• Dataset rows:
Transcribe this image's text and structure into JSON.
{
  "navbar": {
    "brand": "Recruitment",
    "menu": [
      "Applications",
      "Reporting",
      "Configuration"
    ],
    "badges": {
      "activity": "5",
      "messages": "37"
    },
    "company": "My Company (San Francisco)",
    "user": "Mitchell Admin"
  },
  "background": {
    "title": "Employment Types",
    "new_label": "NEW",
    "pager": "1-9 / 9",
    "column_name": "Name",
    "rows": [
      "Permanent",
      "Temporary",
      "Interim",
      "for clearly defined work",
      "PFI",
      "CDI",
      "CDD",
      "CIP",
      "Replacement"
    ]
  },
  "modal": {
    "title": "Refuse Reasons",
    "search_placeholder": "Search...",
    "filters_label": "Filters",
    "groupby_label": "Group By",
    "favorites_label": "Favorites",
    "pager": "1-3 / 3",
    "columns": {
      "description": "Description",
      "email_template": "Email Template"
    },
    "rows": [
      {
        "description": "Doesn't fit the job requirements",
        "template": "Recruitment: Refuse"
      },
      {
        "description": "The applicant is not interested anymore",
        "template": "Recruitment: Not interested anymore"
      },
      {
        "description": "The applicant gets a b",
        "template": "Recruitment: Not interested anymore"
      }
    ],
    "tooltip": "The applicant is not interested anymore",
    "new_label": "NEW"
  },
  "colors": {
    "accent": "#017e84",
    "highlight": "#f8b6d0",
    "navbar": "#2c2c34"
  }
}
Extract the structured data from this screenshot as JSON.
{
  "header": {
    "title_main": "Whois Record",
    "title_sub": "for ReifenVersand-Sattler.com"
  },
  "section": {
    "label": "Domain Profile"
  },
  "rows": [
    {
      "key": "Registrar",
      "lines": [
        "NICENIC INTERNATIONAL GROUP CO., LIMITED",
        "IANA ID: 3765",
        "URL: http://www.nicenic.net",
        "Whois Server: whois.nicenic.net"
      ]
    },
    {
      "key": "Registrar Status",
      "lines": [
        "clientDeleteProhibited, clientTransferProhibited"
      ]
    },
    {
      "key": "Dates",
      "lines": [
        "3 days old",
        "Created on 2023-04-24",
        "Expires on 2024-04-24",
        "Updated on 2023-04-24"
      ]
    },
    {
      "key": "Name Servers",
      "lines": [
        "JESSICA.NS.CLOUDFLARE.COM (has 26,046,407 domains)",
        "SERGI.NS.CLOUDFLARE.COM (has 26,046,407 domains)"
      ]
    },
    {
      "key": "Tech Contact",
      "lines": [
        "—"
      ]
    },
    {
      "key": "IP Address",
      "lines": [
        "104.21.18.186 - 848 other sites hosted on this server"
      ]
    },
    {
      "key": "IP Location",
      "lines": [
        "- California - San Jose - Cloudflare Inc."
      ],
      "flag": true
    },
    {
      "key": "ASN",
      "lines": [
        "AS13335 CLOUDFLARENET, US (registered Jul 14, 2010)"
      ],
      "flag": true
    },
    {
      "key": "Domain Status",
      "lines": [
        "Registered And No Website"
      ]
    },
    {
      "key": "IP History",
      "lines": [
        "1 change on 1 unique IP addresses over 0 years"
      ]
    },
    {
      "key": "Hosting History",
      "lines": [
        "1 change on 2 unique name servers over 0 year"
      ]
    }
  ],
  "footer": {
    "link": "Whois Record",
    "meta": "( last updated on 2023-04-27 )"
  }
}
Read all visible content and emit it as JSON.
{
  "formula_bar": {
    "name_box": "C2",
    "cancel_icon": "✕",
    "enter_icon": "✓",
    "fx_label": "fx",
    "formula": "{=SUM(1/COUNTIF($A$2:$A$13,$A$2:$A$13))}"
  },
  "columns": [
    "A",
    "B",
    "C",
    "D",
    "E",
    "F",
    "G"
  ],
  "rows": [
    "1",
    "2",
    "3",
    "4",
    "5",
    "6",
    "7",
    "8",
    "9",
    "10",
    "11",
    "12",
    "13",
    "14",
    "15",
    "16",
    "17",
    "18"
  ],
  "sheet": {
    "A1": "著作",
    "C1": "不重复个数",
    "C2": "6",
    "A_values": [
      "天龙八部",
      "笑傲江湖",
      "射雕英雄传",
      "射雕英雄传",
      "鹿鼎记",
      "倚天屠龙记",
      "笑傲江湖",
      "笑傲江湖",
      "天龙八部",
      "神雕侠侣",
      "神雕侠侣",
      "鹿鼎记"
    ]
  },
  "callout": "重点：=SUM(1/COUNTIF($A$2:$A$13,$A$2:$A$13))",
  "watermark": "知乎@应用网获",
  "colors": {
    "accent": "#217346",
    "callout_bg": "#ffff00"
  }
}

• Exercise:
Set out every line from the material that contains the string "Record".

• Task response:
    "title_main": "Whois Record",
    "link": "Whois Record",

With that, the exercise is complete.